Directions |
a) Transcribe the portion of the Call of Pripyat review between "The mod I’m using this" and "get that one.", inclusive.
b) Answer these questions using the Call of Pripyat review:
(i) Which mod did the reviewer use, and who recommended it?
(ii) How many screenshots did the reviewer take of the game?
(iii) Which gun was the reviewer's favorite?

Provided text |
******

S.T.A.L.K.E.R. Call of Pripyat. Sequel to the first game, S.T.A.L.K.E.R. Shadow of Chernobyl, CoP takes the universe they created and moves the story further in this engaging FPS RPG “open-world” game. It puts you back in the Zone as a Major of the Ukraine Security Service sent to investigate why a mission into the Zone failed in the previous game. Its a world full of mutants, various factions, anomalies, artifacts and more wonders to be discovered in the Zone. So, I hope you sit back and enjoy this review of S.T.A.L.K.E.R. Call of Pripyat.
If SoC was the wild west of the STALKER universe, CoP is definitely the “civilized” game of the two. My immediate impression of the game is that a LOT of fixing went into it. The care and attention that the devs behind STALKER put into the game is immediately noticeable with a cleaner interface, better mechanics and just an overall smoother feeling to the game. On a interesting side note, the CPU usage that the game uses is much less than what SOC used. But the flipside is that RAM usage is a lot higher but that isn’t helped by the Mod I’m using.
The mod I’m using this time around (recommended by MoonshineFox) is Atmosfear 3. It adds a more dynamic & varied weather system, high-res textures and more hazardous weather storms. I liked how they really made the emissions in the game sound threatening, which is saying something considering how they sounded/looked in the last game. The mod causes a higher RAM consumption. So if you ever play the game, you’ll probably want to get that one.
The game is more complete, better balanced, more variety and it has a clear development mission to it. That much is certain after playing through it. The storyline is solid and fairly straightforward. Although I did like that you could choose different paths that lead to certain consequences for people in the zone. Missions are no longer buggy and have a better variety and interest compared to before. The ability to modify your suits and weapons was also a nice change to see, making the game more RPG-like. My favorite gun had to be the railgun you picked up in the later part of the game, the sound it gave off was just cool.
This is the best looking open-world game I’ve ever played. The 235 screenshots I took of this game are proof of how much I enjoyed looking around. ;). The graphics in this game are beautiful. The face animations are a bit lacking, but I can’t fault it too hard considering the game’s age and that only now are videogames finally making acceptable facial animations. Clearly, the engine was improved they were using could put out some great looking locations and mutants. I’m also glad that the world feels more open with less loading issues that it’s predecessor had. I enjoyed looking at the Zone just as much as playing in it.
I like how exploration in this game is better and more rewarding. You have plenty of interesting areas to look around, people to meet and creepy as heck underground structures to freak out in. I noticed more of the exploration took place out in the zone more than in underground facilities, which is quite different from the previous game where it puts you through several “X Labs”. I was…less than enthusiastic to see Lab X8 in this game and it was paranoia inducing just as much as the last Labs in SoC. Heck, one of the Burers made a baby crying noise before I opened the door and then greeted me with a big old whiplash to my head and me dead. That was just creepy. In fact, it was that one pictured below.

******

Stored data |
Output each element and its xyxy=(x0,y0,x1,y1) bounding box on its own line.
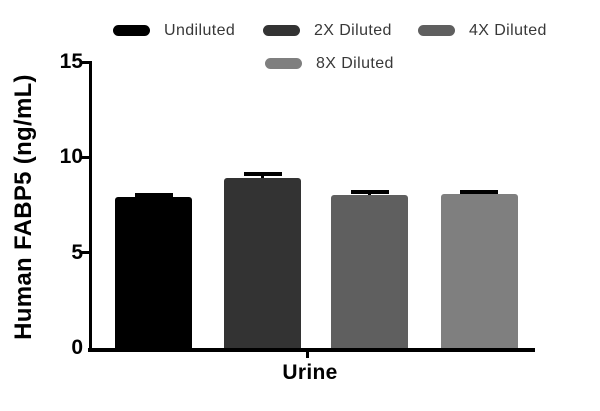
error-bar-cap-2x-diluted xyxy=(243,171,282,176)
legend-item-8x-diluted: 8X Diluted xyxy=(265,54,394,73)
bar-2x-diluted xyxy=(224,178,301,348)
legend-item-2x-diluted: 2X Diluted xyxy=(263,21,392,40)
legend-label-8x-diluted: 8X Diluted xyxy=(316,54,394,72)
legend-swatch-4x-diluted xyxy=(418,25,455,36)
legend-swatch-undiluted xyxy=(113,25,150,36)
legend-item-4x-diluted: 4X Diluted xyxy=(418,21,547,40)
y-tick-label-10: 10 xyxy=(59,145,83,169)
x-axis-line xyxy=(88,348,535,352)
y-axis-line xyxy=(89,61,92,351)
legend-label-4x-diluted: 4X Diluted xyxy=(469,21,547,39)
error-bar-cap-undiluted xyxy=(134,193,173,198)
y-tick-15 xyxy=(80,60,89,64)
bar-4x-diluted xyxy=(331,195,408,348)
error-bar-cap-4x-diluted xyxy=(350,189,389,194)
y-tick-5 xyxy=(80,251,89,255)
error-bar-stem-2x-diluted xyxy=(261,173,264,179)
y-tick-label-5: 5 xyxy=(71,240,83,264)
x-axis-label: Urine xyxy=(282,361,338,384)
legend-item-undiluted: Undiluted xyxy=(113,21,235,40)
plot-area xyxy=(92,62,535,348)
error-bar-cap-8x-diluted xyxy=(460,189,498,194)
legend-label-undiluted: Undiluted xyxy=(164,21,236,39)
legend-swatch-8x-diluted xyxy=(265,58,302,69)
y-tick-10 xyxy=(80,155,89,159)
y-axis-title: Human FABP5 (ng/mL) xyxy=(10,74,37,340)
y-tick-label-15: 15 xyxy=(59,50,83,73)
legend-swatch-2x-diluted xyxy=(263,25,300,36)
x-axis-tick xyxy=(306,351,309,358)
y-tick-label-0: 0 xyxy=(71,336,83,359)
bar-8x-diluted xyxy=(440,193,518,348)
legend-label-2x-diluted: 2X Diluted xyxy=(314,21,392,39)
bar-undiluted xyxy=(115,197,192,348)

******

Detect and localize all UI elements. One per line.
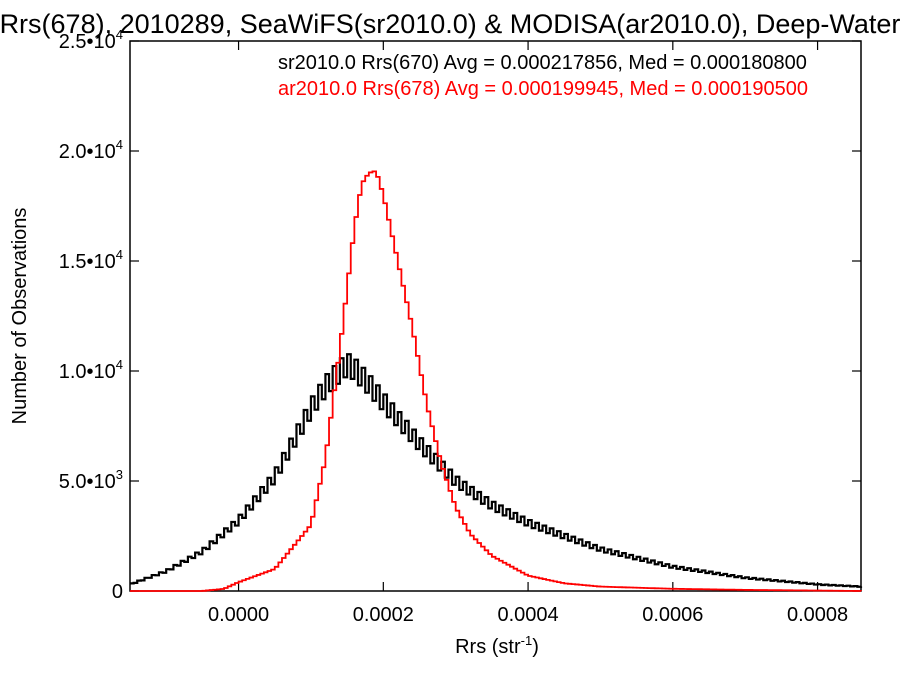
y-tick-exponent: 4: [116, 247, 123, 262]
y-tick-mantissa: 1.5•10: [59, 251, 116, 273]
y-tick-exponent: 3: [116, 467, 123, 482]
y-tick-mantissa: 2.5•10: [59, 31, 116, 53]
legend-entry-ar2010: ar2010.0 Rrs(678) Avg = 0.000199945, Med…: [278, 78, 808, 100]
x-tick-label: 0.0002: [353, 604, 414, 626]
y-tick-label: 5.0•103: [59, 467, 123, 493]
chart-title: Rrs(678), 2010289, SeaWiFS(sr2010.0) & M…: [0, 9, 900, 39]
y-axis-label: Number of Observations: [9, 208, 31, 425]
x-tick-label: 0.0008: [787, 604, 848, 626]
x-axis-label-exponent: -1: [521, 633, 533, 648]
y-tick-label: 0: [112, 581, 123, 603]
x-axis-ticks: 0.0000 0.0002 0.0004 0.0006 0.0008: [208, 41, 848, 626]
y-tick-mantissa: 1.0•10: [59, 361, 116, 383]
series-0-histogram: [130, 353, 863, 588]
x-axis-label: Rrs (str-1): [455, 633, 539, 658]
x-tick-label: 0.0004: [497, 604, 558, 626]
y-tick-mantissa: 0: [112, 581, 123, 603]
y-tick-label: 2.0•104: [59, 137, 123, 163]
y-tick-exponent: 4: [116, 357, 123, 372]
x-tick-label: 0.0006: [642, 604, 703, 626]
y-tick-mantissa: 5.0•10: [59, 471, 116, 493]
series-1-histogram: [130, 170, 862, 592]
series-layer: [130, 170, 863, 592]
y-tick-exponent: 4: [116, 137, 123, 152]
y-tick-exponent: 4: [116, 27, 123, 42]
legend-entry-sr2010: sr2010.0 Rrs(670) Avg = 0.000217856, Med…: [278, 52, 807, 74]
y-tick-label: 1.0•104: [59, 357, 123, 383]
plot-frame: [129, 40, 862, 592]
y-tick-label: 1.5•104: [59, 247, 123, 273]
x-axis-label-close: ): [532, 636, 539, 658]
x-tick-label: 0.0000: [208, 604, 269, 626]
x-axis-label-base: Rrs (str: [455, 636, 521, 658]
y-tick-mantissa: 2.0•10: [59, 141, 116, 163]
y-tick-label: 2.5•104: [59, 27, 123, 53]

******

Answers for this exercise |
a)
The mod I’m using this time around (recommended by MoonshineFox) is Atmosfear 3. It adds a more dynamic & varied weather system, high-res textures and more hazardous weather storms. I liked how they really made the emissions in the game sound threatening, which is saying something considering how they sounded/looked in the last game. The mod causes a higher RAM consumption. So if you ever play the game, you’ll probably want to get that one.

b)
(i) Atmosfear 3, recommended by MoonshineFox.
(ii) 235.
(iii) The railgun picked up in the later part of the game.